■ WHAT THIS TASK INVOLVES
Read the entries below and pull out each line with the string "France".

■ TASK MATERIAL
>>

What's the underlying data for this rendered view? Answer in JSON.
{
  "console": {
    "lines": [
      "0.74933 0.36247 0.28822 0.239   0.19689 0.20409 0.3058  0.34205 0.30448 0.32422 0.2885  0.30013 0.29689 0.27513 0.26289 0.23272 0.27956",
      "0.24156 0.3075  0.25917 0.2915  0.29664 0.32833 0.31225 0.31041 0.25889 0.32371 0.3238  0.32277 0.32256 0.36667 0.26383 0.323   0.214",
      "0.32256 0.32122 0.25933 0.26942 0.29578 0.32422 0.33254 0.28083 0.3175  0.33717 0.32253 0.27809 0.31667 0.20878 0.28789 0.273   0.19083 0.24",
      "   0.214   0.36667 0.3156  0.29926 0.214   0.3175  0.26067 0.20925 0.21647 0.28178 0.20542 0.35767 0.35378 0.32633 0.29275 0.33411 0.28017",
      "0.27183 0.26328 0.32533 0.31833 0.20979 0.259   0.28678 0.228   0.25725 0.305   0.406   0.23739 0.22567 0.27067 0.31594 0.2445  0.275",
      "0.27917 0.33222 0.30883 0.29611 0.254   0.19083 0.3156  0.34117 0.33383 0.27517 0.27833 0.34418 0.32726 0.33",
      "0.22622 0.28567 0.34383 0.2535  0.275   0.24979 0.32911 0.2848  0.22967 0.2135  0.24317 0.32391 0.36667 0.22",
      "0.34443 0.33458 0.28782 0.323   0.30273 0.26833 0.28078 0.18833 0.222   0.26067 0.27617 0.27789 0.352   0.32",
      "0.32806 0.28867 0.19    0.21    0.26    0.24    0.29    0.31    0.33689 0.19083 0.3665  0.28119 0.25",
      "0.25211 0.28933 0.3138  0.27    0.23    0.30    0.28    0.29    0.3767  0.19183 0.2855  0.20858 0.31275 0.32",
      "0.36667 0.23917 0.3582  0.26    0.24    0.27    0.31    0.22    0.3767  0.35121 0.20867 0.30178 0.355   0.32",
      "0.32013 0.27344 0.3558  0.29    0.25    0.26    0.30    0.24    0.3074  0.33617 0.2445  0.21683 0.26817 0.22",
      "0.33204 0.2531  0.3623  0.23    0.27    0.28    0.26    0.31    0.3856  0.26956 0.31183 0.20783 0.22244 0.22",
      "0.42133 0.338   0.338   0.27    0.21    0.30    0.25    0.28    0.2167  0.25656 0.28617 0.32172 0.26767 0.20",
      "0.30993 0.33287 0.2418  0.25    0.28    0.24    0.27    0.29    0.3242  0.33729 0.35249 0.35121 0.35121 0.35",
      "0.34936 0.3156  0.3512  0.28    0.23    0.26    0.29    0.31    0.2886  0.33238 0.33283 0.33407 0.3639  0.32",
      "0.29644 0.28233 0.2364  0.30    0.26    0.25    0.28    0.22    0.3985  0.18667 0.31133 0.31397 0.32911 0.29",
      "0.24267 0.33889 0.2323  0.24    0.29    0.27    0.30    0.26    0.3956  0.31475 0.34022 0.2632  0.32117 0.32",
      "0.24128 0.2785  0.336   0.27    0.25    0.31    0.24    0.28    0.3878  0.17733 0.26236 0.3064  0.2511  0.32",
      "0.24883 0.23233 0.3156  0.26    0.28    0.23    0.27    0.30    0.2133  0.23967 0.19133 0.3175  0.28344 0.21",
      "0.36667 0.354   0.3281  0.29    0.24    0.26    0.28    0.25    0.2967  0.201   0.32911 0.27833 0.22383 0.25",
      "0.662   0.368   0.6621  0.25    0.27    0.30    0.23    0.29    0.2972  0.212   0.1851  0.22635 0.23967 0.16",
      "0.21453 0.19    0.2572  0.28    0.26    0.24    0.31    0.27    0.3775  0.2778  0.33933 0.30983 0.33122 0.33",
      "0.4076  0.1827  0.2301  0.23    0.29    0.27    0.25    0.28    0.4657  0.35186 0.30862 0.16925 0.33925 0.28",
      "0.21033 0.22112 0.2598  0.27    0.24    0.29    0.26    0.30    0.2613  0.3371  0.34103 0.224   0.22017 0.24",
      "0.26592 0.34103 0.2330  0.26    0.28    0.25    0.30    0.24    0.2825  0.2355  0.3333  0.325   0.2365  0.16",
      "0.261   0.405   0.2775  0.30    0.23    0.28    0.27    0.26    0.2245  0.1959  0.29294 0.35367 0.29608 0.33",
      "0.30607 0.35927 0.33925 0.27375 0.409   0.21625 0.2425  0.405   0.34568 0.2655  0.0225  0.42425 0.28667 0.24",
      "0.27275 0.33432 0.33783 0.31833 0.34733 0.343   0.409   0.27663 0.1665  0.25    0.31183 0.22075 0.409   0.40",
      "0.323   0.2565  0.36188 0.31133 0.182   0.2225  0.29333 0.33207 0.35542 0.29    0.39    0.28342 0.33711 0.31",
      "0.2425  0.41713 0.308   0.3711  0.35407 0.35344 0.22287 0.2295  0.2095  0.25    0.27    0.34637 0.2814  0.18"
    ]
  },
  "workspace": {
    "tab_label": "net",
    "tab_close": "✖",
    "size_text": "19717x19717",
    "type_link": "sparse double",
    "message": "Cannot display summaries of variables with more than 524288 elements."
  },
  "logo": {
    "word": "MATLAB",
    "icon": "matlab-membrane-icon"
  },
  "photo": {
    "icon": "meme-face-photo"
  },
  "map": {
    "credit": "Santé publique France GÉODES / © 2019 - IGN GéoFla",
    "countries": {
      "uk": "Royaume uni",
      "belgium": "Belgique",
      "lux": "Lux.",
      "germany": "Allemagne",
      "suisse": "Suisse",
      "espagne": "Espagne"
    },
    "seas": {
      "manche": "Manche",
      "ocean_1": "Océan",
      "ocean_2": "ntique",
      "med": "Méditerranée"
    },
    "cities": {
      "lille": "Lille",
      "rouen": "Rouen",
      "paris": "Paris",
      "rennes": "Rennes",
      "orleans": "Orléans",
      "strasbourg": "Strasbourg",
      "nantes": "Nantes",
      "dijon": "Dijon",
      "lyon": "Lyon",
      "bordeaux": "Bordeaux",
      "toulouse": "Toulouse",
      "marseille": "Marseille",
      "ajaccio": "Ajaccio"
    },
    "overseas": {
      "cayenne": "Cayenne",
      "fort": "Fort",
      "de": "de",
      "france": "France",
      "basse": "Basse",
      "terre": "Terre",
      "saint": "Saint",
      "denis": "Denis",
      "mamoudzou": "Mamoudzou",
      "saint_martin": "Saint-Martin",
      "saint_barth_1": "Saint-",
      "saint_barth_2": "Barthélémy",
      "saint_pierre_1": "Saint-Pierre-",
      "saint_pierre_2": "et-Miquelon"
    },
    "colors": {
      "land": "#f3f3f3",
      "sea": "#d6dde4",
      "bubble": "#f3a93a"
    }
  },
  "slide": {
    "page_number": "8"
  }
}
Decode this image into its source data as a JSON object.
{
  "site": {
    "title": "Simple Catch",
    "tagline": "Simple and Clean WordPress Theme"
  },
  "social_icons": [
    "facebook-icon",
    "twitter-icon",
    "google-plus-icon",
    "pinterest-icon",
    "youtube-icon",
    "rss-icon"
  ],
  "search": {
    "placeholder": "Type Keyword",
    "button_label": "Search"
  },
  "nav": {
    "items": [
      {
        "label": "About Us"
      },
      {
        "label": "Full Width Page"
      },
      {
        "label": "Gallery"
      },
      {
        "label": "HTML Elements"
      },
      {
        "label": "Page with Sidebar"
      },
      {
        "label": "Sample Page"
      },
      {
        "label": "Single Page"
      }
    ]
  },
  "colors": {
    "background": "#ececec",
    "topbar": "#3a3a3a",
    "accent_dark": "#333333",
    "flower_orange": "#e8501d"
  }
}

<<

■ EXERCISE SOLUTION
    "credit": "Santé publique France GÉODES / © 2019 - IGN GéoFla",
      "france": "France",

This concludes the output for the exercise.